:: EXERCISE DATA ::

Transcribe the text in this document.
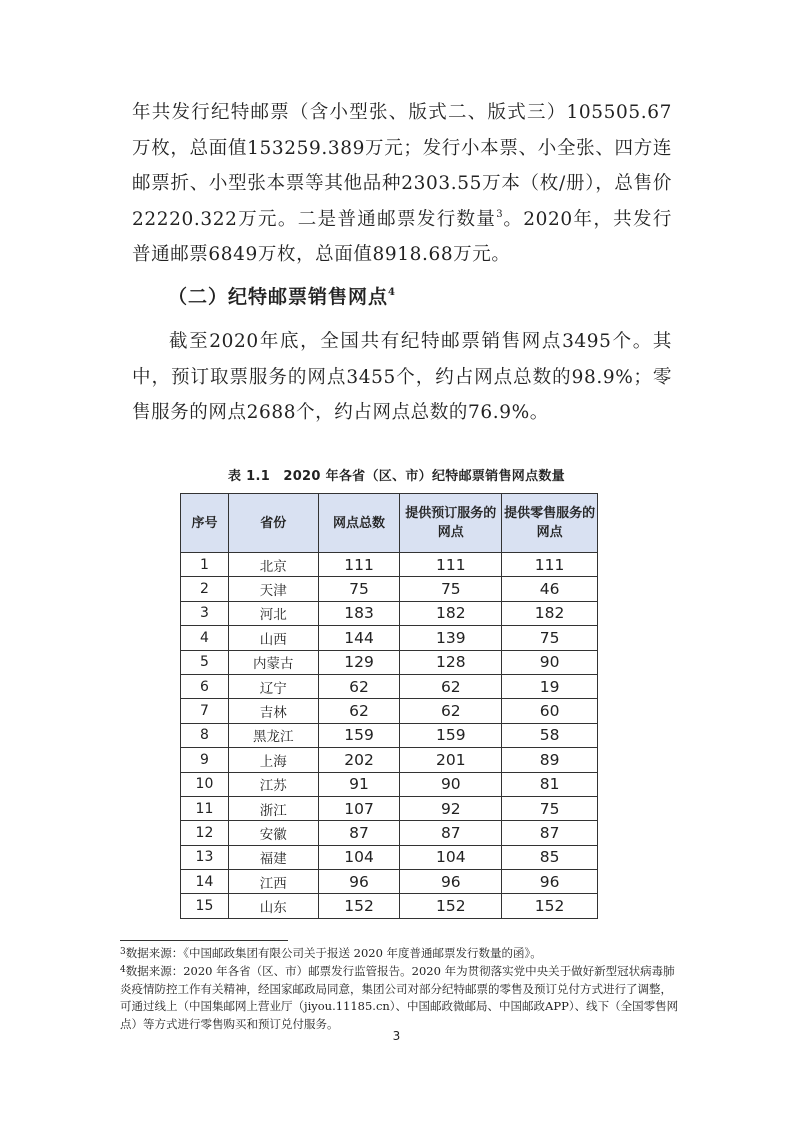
年共发行纪特邮票（含小型张、版式二、版式三）105505.67万枚，总面值153259.389万元；发行小本票、小全张、四方连邮票折、小型张本票等其他品种2303.55万本（枚/册），总售价22220.322万元。二是普通邮票发行数量$^3$。2020年，共发行普通邮票6849万枚，总面值8918.68万元。

（二）纪特邮票销售网点$^4$

截至2020年底，全国共有纪特邮票销售网点3495个。其中，预订取票服务的网点3455个，约占网点总数的98.9%；零售服务的网点2688个，约占网点总数的76.9%。

表 1.1　2020 年各省（区、市）纪特邮票销售网点数量

序号	省份	网点总数	提供预订服务的网点	提供零售服务的网点
1	北京	111	111	111
2	天津	75	75	46
3	河北	183	182	182
4	山西	144	139	75
5	内蒙古	129	128	90
6	辽宁	62	62	19
7	吉林	62	62	60
8	黑龙江	159	159	58
9	上海	202	201	89
10	江苏	91	90	81
11	浙江	107	92	75
12	安徽	87	87	87
13	福建	104	104	85
14	江西	96	96	96
15	山东	152	152	152

$^3$数据来源：《中国邮政集团有限公司关于报送 2020 年度普通邮票发行数量的函》。

$^4$数据来源：2020 年各省（区、市）邮票发行监管报告。2020 年为贯彻落实党中央关于做好新型冠状病毒肺炎疫情防控工作有关精神，经国家邮政局同意，集团公司对部分纪特邮票的零售及预订兑付方式进行了调整，可通过线上（中国集邮网上营业厅（jiyou.11185.cn）、中国邮政微邮局、中国邮政APP）、线下（全国零售网点）等方式进行零售购买和预订兑付服务。

3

:::

YOUR INSTRUCTIONS
Produce an exact copy of each line of data, skipping embedded images.

ANSWER FOR THIS EXERCISE
Transcribe the text in this document.
年共发行纪特邮票（含小型张、版式二、版式三）105505.67万枚，总面值153259.389万元；发行小本票、小全张、四方连邮票折、小型张本票等其他品种2303.55万本（枚/册），总售价22220.322万元。二是普通邮票发行数量$^3$。2020年，共发行普通邮票6849万枚，总面值8918.68万元。

（二）纪特邮票销售网点$^4$

截至2020年底，全国共有纪特邮票销售网点3495个。其中，预订取票服务的网点3455个，约占网点总数的98.9%；零售服务的网点2688个，约占网点总数的76.9%。

表 1.1　2020 年各省（区、市）纪特邮票销售网点数量

序号	省份	网点总数	提供预订服务的网点	提供零售服务的网点
1	北京	111	111	111
2	天津	75	75	46
3	河北	183	182	182
4	山西	144	139	75
5	内蒙古	129	128	90
6	辽宁	62	62	19
7	吉林	62	62	60
8	黑龙江	159	159	58
9	上海	202	201	89
10	江苏	91	90	81
11	浙江	107	92	75
12	安徽	87	87	87
13	福建	104	104	85
14	江西	96	96	96
15	山东	152	152	152

$^3$数据来源：《中国邮政集团有限公司关于报送 2020 年度普通邮票发行数量的函》。

$^4$数据来源：2020 年各省（区、市）邮票发行监管报告。2020 年为贯彻落实党中央关于做好新型冠状病毒肺炎疫情防控工作有关精神，经国家邮政局同意，集团公司对部分纪特邮票的零售及预订兑付方式进行了调整，可通过线上（中国集邮网上营业厅（jiyou.11185.cn）、中国邮政微邮局、中国邮政APP）、线下（全国零售网点）等方式进行零售购买和预订兑付服务。

3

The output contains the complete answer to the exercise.